→ **WHAT NEEDS TO BE DONE**
Give only the number of lines that hold the word "Sikkerhetsbryter".
>> Begin MATERIAL FOR THIS TASK
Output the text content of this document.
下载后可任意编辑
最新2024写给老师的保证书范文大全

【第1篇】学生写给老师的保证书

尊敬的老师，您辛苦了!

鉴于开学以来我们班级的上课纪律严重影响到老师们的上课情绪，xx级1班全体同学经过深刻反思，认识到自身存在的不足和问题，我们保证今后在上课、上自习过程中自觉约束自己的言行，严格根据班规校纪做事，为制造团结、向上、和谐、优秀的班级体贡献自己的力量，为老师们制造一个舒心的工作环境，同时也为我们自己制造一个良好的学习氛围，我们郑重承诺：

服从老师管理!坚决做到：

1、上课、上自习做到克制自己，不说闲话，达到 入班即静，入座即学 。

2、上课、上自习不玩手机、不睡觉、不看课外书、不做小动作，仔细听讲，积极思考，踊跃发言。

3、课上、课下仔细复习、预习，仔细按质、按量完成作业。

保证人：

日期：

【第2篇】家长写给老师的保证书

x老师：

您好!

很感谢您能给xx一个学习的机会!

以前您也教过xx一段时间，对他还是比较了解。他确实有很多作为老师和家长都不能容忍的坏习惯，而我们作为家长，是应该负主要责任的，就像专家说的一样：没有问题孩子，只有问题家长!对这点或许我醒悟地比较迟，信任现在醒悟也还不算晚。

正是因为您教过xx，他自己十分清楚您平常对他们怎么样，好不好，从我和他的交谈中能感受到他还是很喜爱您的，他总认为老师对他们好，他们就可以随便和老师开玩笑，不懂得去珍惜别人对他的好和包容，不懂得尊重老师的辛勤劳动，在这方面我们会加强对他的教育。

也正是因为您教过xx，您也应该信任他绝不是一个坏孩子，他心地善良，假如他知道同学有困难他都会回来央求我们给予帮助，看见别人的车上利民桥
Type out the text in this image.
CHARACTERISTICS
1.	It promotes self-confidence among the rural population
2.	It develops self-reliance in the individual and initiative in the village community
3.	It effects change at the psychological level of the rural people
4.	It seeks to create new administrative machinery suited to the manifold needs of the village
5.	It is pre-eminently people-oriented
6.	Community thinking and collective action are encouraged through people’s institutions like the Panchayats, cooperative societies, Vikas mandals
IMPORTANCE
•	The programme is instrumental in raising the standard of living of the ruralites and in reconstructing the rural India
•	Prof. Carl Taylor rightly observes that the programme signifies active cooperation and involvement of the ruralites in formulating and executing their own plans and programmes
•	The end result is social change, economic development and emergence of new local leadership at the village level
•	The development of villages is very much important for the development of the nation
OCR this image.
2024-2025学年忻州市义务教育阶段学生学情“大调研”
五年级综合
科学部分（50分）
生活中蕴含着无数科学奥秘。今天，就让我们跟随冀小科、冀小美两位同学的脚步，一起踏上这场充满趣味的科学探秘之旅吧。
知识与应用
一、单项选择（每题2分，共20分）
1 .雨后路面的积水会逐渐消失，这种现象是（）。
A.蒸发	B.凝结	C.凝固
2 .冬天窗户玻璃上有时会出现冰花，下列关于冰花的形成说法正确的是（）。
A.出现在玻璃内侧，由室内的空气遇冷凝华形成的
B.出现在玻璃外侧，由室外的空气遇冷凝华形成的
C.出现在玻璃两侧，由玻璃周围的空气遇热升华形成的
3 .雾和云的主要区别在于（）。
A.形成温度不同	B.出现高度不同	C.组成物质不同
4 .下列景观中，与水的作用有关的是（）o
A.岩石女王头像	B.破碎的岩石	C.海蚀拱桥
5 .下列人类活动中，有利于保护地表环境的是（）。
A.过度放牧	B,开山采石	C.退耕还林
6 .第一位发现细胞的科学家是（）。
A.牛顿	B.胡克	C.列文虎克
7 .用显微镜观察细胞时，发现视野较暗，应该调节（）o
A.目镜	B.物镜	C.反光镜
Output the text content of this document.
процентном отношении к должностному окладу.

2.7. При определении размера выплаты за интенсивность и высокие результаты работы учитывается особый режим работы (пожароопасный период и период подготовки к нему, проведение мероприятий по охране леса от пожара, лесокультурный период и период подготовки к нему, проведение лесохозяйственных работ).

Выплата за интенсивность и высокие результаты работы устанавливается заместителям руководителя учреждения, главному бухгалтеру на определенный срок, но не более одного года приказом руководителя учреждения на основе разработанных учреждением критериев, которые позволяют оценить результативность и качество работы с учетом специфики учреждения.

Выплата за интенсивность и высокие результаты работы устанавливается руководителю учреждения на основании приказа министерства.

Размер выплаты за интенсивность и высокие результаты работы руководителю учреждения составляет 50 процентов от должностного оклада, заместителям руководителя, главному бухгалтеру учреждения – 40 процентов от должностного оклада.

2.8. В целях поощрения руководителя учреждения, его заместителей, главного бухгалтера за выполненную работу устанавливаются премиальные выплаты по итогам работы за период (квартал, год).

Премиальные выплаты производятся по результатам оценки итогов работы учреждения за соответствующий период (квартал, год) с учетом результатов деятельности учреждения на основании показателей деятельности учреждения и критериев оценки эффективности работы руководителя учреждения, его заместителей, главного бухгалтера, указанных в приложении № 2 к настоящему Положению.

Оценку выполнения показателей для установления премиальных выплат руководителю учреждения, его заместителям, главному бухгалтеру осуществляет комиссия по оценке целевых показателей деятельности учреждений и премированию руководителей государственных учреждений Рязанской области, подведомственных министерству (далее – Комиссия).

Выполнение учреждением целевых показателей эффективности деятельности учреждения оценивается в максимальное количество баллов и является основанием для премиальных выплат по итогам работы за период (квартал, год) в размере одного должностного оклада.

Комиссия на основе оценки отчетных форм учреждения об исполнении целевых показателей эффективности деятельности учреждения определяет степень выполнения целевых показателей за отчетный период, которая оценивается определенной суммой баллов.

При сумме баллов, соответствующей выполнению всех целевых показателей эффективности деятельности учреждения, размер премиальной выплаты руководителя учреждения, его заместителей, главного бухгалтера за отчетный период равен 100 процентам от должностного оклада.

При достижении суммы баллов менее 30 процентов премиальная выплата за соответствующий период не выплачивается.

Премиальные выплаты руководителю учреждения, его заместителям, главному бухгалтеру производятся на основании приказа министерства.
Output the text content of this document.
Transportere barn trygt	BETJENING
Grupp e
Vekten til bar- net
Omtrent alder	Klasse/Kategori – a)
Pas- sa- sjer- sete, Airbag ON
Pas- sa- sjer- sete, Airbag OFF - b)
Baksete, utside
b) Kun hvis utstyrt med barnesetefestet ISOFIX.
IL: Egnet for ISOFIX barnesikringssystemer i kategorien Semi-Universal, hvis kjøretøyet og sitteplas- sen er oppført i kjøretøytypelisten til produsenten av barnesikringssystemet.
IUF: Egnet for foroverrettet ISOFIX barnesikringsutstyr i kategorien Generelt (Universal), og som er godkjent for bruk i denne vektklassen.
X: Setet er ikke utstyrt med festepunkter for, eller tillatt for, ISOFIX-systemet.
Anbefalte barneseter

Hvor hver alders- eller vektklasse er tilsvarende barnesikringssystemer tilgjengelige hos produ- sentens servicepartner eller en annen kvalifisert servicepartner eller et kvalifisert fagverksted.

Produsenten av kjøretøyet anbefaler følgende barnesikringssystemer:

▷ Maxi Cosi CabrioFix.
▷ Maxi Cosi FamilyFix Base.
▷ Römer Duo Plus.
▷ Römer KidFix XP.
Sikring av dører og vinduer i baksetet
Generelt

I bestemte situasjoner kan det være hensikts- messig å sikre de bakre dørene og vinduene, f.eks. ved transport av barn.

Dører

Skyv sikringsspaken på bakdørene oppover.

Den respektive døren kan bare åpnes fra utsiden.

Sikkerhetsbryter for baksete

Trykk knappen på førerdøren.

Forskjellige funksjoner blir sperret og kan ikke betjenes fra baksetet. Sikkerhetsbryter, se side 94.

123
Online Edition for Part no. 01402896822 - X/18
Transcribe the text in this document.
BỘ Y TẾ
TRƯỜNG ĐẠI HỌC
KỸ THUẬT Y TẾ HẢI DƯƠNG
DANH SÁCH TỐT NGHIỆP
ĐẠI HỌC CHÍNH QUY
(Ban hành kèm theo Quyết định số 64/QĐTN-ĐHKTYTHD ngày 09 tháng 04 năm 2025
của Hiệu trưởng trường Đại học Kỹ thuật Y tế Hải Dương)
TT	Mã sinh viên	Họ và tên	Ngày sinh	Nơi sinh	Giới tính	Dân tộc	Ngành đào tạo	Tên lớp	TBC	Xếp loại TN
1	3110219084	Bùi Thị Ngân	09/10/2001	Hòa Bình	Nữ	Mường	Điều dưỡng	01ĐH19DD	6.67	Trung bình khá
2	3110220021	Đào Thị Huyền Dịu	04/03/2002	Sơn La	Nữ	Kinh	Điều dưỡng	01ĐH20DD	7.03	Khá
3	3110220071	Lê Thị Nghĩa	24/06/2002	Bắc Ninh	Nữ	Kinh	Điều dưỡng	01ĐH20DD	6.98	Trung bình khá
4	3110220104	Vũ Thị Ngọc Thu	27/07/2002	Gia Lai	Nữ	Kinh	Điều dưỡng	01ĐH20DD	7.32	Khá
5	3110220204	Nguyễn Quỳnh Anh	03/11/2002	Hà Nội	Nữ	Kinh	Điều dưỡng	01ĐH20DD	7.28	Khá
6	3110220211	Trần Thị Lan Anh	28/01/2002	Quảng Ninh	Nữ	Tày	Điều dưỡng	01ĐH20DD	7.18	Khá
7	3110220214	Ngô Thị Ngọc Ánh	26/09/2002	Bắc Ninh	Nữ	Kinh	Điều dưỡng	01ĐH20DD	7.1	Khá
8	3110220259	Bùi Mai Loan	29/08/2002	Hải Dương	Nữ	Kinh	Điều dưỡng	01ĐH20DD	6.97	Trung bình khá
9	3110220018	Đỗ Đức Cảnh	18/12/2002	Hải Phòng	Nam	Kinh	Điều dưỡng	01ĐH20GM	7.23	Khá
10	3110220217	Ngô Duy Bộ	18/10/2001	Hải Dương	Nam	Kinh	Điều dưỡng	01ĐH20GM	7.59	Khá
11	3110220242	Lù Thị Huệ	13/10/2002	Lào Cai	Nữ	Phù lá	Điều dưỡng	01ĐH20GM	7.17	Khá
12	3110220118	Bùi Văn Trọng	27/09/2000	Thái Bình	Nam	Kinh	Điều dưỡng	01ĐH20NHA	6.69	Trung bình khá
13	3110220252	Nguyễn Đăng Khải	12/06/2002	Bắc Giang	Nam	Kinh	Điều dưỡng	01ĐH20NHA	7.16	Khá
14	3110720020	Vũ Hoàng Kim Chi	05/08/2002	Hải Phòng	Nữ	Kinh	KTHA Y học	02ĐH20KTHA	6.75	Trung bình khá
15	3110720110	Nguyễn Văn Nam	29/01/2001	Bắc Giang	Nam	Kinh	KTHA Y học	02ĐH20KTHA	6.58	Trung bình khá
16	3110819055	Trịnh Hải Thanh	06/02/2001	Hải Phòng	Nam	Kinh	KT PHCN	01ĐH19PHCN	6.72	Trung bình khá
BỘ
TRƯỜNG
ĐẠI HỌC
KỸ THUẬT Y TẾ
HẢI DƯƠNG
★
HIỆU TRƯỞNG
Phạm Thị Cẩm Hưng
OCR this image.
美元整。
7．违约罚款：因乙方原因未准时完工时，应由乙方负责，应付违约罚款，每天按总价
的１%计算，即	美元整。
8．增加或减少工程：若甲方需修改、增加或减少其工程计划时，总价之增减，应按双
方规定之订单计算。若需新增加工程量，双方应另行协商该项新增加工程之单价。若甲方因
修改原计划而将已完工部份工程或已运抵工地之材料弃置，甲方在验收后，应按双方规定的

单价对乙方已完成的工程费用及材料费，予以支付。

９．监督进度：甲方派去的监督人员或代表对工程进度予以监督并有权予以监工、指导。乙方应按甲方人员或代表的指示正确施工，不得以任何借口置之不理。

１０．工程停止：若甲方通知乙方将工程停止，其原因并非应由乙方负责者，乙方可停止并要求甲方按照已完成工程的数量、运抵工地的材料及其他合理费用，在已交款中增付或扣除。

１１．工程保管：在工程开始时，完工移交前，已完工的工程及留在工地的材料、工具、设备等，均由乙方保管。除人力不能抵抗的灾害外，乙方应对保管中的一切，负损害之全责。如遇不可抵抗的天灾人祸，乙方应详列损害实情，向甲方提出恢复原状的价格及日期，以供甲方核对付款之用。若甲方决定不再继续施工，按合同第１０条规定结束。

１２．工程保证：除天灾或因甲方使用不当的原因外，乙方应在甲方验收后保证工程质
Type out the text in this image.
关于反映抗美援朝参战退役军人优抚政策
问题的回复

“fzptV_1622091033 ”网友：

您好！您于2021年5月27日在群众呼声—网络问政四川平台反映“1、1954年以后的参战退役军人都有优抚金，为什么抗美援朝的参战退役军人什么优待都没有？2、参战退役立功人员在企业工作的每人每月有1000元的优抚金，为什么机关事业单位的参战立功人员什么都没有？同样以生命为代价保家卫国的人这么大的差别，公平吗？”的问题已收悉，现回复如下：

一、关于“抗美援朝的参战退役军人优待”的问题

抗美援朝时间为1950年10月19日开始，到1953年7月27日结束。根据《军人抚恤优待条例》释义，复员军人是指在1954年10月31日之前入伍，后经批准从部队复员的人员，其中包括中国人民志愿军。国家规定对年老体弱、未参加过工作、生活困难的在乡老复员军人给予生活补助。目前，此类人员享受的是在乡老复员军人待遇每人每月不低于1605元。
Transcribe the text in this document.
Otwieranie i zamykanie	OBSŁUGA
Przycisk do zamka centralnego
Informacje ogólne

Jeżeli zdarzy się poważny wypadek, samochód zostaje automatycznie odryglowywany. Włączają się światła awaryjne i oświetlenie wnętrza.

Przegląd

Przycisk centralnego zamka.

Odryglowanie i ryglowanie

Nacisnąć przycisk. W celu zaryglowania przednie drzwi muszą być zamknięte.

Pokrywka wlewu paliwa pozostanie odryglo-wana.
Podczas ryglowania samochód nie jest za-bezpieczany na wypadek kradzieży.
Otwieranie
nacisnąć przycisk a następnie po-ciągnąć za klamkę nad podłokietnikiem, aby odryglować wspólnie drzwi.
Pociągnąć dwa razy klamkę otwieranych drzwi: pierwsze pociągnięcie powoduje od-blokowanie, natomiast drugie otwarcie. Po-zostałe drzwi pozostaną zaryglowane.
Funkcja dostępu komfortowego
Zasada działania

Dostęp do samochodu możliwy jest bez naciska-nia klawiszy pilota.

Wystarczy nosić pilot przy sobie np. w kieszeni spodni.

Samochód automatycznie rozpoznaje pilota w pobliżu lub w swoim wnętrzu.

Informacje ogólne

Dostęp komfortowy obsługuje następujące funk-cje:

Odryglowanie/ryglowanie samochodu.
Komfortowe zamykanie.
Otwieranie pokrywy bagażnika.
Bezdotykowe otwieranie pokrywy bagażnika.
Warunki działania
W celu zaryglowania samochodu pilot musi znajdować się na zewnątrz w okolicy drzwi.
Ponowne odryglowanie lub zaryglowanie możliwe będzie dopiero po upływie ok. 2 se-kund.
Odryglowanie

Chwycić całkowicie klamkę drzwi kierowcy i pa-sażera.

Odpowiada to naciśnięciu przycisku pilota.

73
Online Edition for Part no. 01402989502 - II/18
>> End MATERIAL FOR THIS TASK
→ **REPLY**
2